======== Data entries

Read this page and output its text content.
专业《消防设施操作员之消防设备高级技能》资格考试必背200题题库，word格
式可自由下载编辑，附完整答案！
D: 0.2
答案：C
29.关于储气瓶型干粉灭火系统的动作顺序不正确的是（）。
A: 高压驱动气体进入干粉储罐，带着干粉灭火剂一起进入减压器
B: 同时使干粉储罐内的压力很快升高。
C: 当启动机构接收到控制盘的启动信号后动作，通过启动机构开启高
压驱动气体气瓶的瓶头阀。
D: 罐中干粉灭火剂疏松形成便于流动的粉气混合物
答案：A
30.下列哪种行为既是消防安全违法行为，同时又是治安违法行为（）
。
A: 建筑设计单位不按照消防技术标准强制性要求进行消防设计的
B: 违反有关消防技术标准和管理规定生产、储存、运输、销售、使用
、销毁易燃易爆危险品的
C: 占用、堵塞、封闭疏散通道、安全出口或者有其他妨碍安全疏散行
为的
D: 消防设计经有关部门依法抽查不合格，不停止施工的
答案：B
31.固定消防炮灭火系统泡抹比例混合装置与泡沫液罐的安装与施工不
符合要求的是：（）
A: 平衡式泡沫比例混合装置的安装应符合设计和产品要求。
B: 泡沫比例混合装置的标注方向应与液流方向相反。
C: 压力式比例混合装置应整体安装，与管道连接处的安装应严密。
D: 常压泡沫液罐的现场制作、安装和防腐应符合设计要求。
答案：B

================
======== Data entries

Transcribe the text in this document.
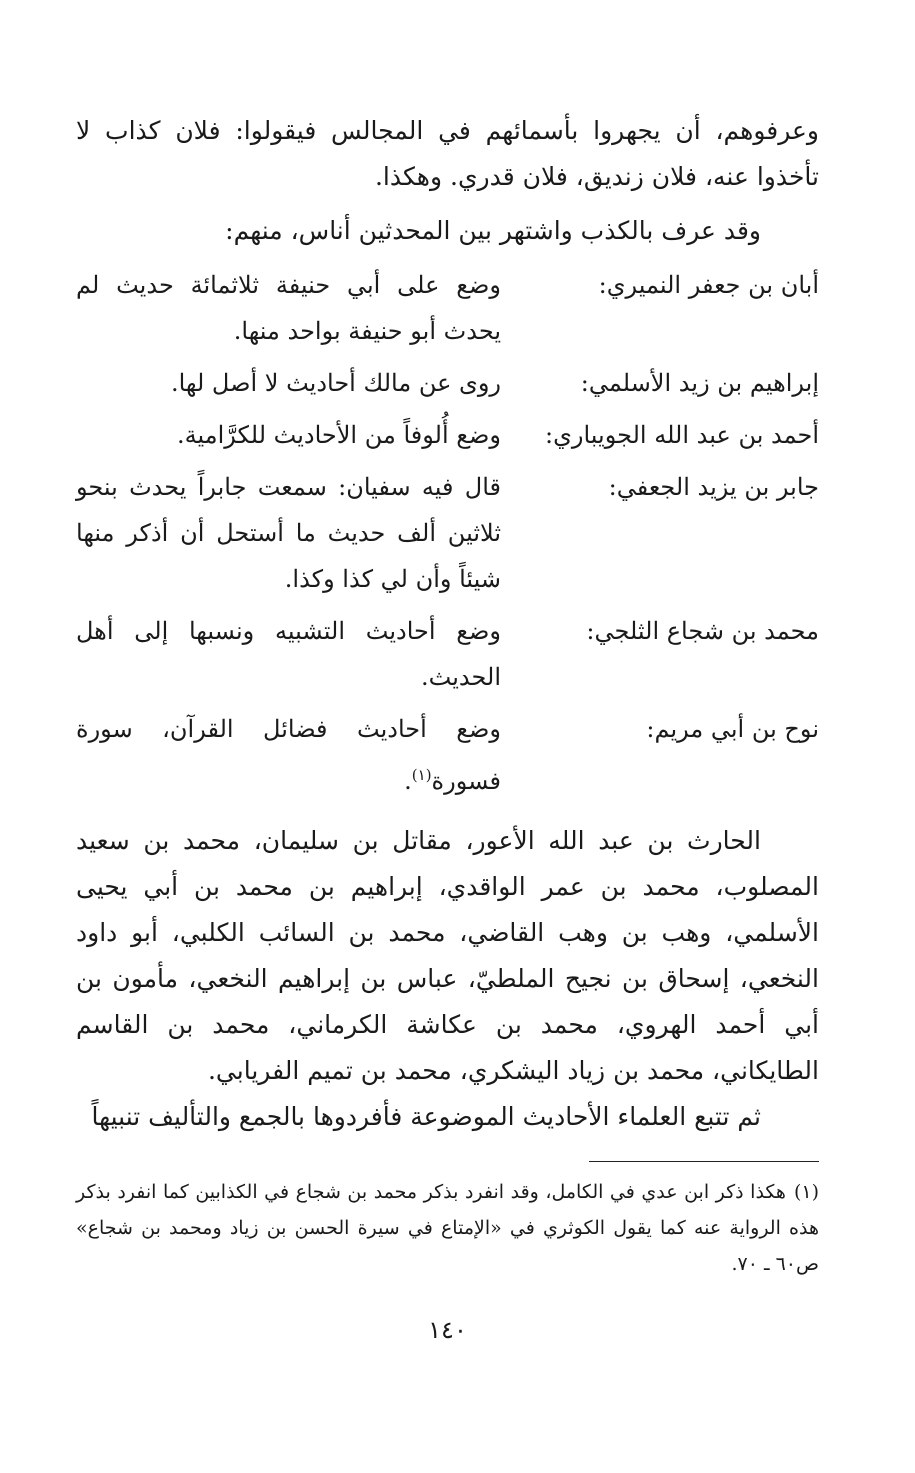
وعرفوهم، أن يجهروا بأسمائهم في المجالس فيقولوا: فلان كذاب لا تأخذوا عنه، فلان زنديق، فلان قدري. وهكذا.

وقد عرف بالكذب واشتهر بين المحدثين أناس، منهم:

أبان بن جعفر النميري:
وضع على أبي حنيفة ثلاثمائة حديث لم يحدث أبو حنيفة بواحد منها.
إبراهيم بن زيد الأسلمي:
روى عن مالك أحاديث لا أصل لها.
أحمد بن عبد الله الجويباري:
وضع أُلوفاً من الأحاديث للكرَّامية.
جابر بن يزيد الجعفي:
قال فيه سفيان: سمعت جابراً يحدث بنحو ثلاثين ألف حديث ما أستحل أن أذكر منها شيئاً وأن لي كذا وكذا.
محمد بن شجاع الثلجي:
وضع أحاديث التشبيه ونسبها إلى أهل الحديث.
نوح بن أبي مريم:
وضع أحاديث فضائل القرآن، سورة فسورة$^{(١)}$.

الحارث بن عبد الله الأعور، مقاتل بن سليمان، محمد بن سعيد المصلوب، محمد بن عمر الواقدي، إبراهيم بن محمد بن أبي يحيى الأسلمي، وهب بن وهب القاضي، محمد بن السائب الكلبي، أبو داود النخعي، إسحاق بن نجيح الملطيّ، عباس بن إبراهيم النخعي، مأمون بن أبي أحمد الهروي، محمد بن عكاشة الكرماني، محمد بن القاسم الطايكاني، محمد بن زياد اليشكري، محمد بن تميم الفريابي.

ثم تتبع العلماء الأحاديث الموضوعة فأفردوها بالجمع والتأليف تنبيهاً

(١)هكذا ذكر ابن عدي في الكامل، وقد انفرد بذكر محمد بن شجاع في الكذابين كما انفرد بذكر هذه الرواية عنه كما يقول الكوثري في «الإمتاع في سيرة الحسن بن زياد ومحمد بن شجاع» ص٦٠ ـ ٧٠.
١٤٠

================
======== Data entries

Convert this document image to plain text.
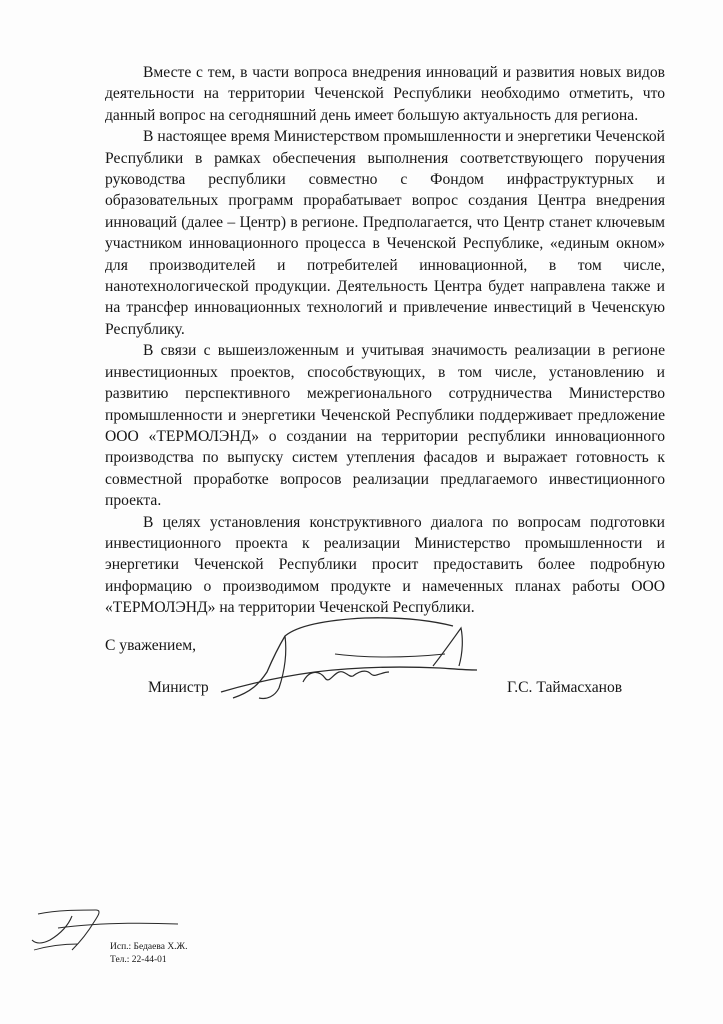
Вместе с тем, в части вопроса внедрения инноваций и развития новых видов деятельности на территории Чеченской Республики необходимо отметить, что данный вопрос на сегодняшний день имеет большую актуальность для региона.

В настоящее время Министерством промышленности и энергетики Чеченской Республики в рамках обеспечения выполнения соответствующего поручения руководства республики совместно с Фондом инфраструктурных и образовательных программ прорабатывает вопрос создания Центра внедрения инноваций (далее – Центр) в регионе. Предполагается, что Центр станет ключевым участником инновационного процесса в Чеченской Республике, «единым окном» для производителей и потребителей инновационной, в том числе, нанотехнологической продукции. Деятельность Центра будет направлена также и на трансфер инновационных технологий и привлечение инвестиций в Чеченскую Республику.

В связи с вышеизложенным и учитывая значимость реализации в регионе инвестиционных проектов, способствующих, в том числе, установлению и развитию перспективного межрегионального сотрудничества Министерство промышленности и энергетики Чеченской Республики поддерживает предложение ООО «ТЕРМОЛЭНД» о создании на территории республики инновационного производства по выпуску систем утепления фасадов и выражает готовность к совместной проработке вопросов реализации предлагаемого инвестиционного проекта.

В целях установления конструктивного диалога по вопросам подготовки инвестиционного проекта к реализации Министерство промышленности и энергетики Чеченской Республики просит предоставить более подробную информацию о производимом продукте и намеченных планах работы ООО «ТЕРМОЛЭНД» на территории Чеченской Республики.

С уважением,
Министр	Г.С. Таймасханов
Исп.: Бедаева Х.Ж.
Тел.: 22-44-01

================

- _Given exercise_
Extract each line from the listing that holds the word "الأحاديث".

- _Answer for the task_
وضع أُلوفاً من الأحاديث للكرَّامية.
ثم تتبع العلماء الأحاديث الموضوعة فأفردوها بالجمع والتأليف تنبيهاً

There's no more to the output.